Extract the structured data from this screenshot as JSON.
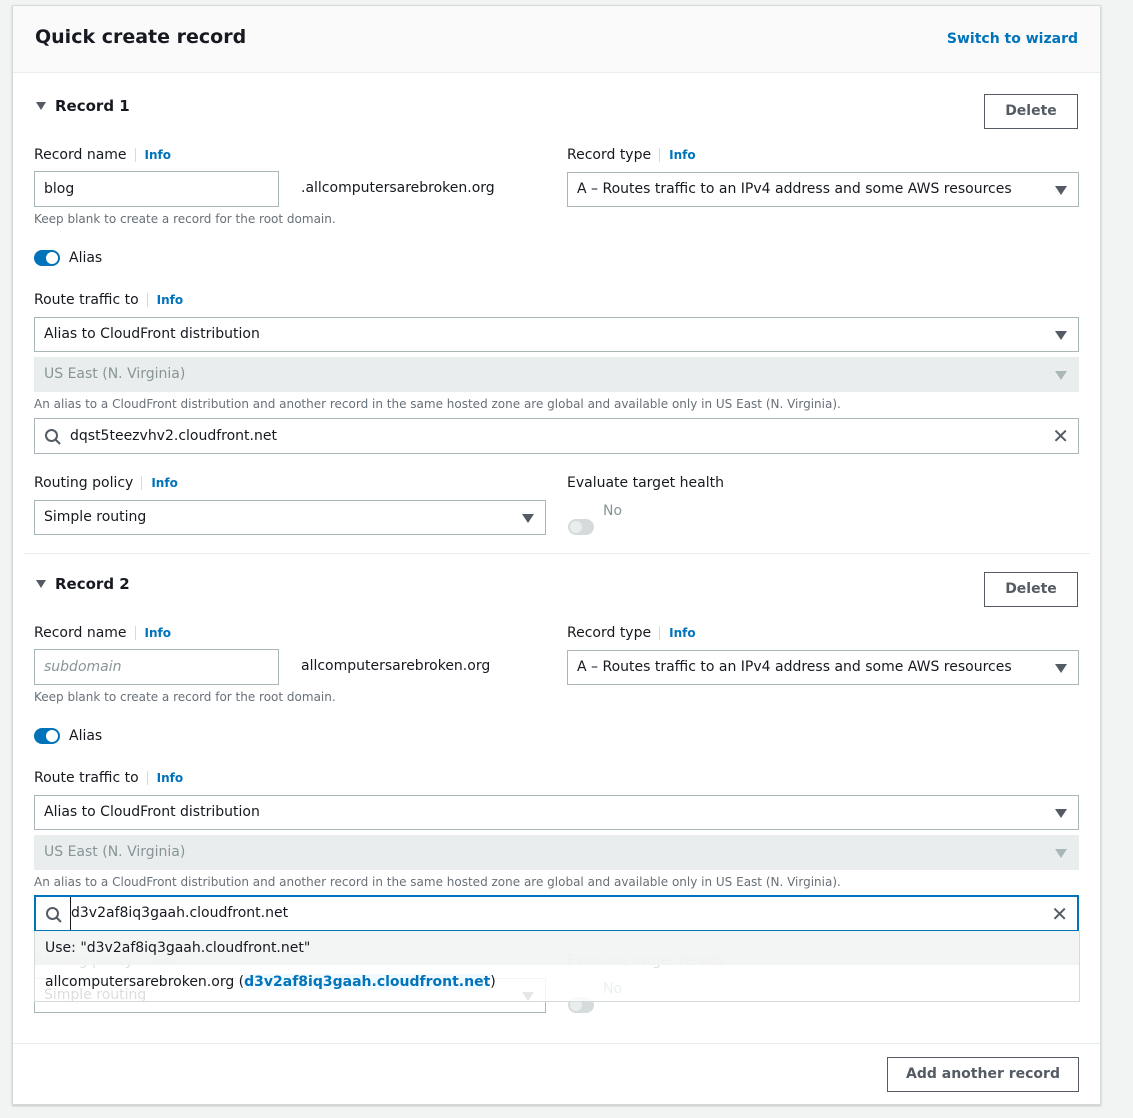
{
  "header": {
    "title": "Quick create record",
    "switch_link": "Switch to wizard"
  },
  "labels": {
    "record_name": "Record name",
    "record_type": "Record type",
    "info": "Info",
    "hint_root": "Keep blank to create a record for the root domain.",
    "alias": "Alias",
    "route_traffic": "Route traffic to",
    "alias_note": "An alias to a CloudFront distribution and another record in the same hosted zone are global and available only in US East (N. Virginia).",
    "routing_policy": "Routing policy",
    "evaluate_health": "Evaluate target health",
    "no": "No",
    "delete": "Delete"
  },
  "records": [
    {
      "title": "Record 1",
      "name_value": "blog",
      "name_placeholder": "subdomain",
      "suffix": ".allcomputersarebroken.org",
      "type": "A – Routes traffic to an IPv4 address and some AWS resources",
      "alias_on": true,
      "route_to": "Alias to CloudFront distribution",
      "region": "US East (N. Virginia)",
      "target": "dqst5teezvhv2.cloudfront.net",
      "routing_policy": "Simple routing",
      "evaluate_health_on": false
    },
    {
      "title": "Record 2",
      "name_value": "",
      "name_placeholder": "subdomain",
      "suffix": "allcomputersarebroken.org",
      "type": "A – Routes traffic to an IPv4 address and some AWS resources",
      "alias_on": true,
      "route_to": "Alias to CloudFront distribution",
      "region": "US East (N. Virginia)",
      "target": "d3v2af8iq3gaah.cloudfront.net",
      "routing_policy": "Simple routing",
      "evaluate_health_on": false
    }
  ],
  "dropdown": {
    "use_option": "Use: \"d3v2af8iq3gaah.cloudfront.net\"",
    "option_prefix": "allcomputersarebroken.org (",
    "option_match": "d3v2af8iq3gaah.cloudfront.net",
    "option_suffix": ")"
  },
  "footer": {
    "add_record": "Add another record"
  },
  "colors": {
    "accent": "#0073bb",
    "border": "#aab7b8"
  }
}
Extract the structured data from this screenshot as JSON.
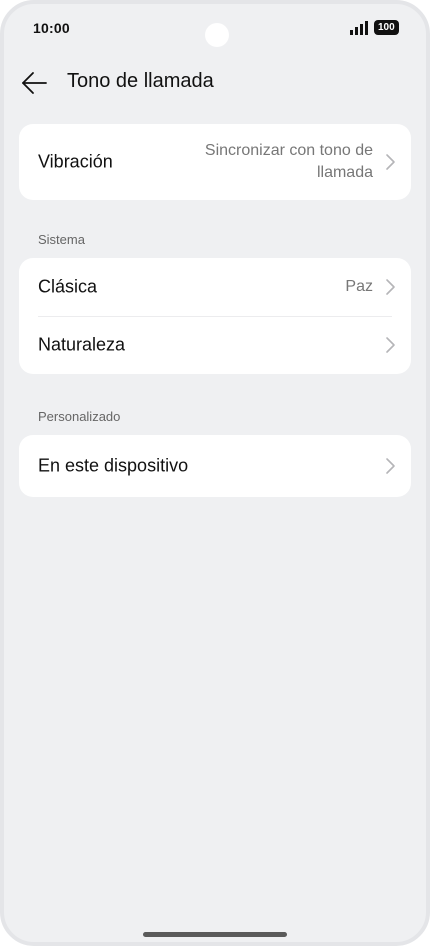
{
  "status_bar": {
    "time": "10:00",
    "battery": "100"
  },
  "header": {
    "title": "Tono de llamada",
    "back_icon": "arrow-left-icon"
  },
  "vibration": {
    "label": "Vibración",
    "value_line1": "Sincronizar con tono de",
    "value_line2": "llamada"
  },
  "system_section": {
    "title": "Sistema",
    "items": [
      {
        "label": "Clásica",
        "value": "Paz"
      },
      {
        "label": "Naturaleza",
        "value": ""
      }
    ]
  },
  "custom_section": {
    "title": "Personalizado",
    "items": [
      {
        "label": "En este dispositivo",
        "value": ""
      }
    ]
  },
  "colors": {
    "background": "#eff0f2",
    "card": "#ffffff",
    "secondary_text": "#777777"
  }
}
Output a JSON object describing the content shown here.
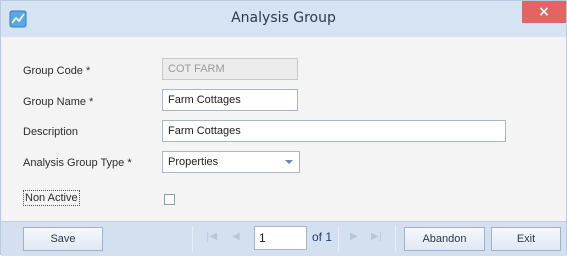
{
  "window": {
    "title": "Analysis Group",
    "close_label": "×"
  },
  "form": {
    "group_code": {
      "label": "Group Code *",
      "value": "COT FARM"
    },
    "group_name": {
      "label": "Group Name *",
      "value": "Farm Cottages"
    },
    "description": {
      "label": "Description",
      "value": "Farm Cottages"
    },
    "analysis_group_type": {
      "label": "Analysis Group Type *",
      "value": "Properties"
    },
    "non_active": {
      "label": "Non Active",
      "checked": false
    }
  },
  "footer": {
    "save_label": "Save",
    "nav_first": "|◀",
    "nav_prev": "◀",
    "page_value": "1",
    "page_total_label": "of 1",
    "nav_next": "▶",
    "nav_last": "▶|",
    "abandon_label": "Abandon",
    "exit_label": "Exit"
  },
  "colors": {
    "titlebar": "#d6e3f3",
    "close": "#e46464",
    "footer": "#d4e0f0"
  }
}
----
> **DO THIS**: Set down the material above as is, without any pictures.

> **COMPLETE ANSWER**:
Extract the structured data from this screenshot as JSON.
{
  "header": {
    "title": "Quick create record",
    "switch_link": "Switch to wizard"
  },
  "labels": {
    "record_name": "Record name",
    "record_type": "Record type",
    "info": "Info",
    "hint_root": "Keep blank to create a record for the root domain.",
    "alias": "Alias",
    "route_traffic": "Route traffic to",
    "alias_note": "An alias to a CloudFront distribution and another record in the same hosted zone are global and available only in US East (N. Virginia).",
    "routing_policy": "Routing policy",
    "evaluate_health": "Evaluate target health",
    "no": "No",
    "delete": "Delete"
  },
  "records": [
    {
      "title": "Record 1",
      "name_value": "blog",
      "name_placeholder": "subdomain",
      "suffix": ".allcomputersarebroken.org",
      "type": "A – Routes traffic to an IPv4 address and some AWS resources",
      "alias_on": true,
      "route_to": "Alias to CloudFront distribution",
      "region": "US East (N. Virginia)",
      "target": "dqst5teezvhv2.cloudfront.net",
      "routing_policy": "Simple routing",
      "evaluate_health_on": false
    },
    {
      "title": "Record 2",
      "name_value": "",
      "name_placeholder": "subdomain",
      "suffix": "allcomputersarebroken.org",
      "type": "A – Routes traffic to an IPv4 address and some AWS resources",
      "alias_on": true,
      "route_to": "Alias to CloudFront distribution",
      "region": "US East (N. Virginia)",
      "target": "d3v2af8iq3gaah.cloudfront.net",
      "routing_policy": "Simple routing",
      "evaluate_health_on": false
    }
  ],
  "dropdown": {
    "use_option": "Use: \"d3v2af8iq3gaah.cloudfront.net\"",
    "option_prefix": "allcomputersarebroken.org (",
    "option_match": "d3v2af8iq3gaah.cloudfront.net",
    "option_suffix": ")"
  },
  "footer": {
    "add_record": "Add another record"
  },
  "colors": {
    "accent": "#0073bb",
    "border": "#aab7b8"
  }
}
Extract the structured data from this screenshot as JSON.
{
  "status_bar": {
    "time": "10:00",
    "battery": "100"
  },
  "header": {
    "title": "Tono de llamada",
    "back_icon": "arrow-left-icon"
  },
  "vibration": {
    "label": "Vibración",
    "value_line1": "Sincronizar con tono de",
    "value_line2": "llamada"
  },
  "system_section": {
    "title": "Sistema",
    "items": [
      {
        "label": "Clásica",
        "value": "Paz"
      },
      {
        "label": "Naturaleza",
        "value": ""
      }
    ]
  },
  "custom_section": {
    "title": "Personalizado",
    "items": [
      {
        "label": "En este dispositivo",
        "value": ""
      }
    ]
  },
  "colors": {
    "background": "#eff0f2",
    "card": "#ffffff",
    "secondary_text": "#777777"
  }
}
Output a JSON object describing the content shown here.
{
  "window": {
    "title": "Analysis Group",
    "close_label": "×"
  },
  "form": {
    "group_code": {
      "label": "Group Code *",
      "value": "COT FARM"
    },
    "group_name": {
      "label": "Group Name *",
      "value": "Farm Cottages"
    },
    "description": {
      "label": "Description",
      "value": "Farm Cottages"
    },
    "analysis_group_type": {
      "label": "Analysis Group Type *",
      "value": "Properties"
    },
    "non_active": {
      "label": "Non Active",
      "checked": false
    }
  },
  "footer": {
    "save_label": "Save",
    "nav_first": "|◀",
    "nav_prev": "◀",
    "page_value": "1",
    "page_total_label": "of 1",
    "nav_next": "▶",
    "nav_last": "▶|",
    "abandon_label": "Abandon",
    "exit_label": "Exit"
  },
  "colors": {
    "titlebar": "#d6e3f3",
    "close": "#e46464",
    "footer": "#d4e0f0"
  }
}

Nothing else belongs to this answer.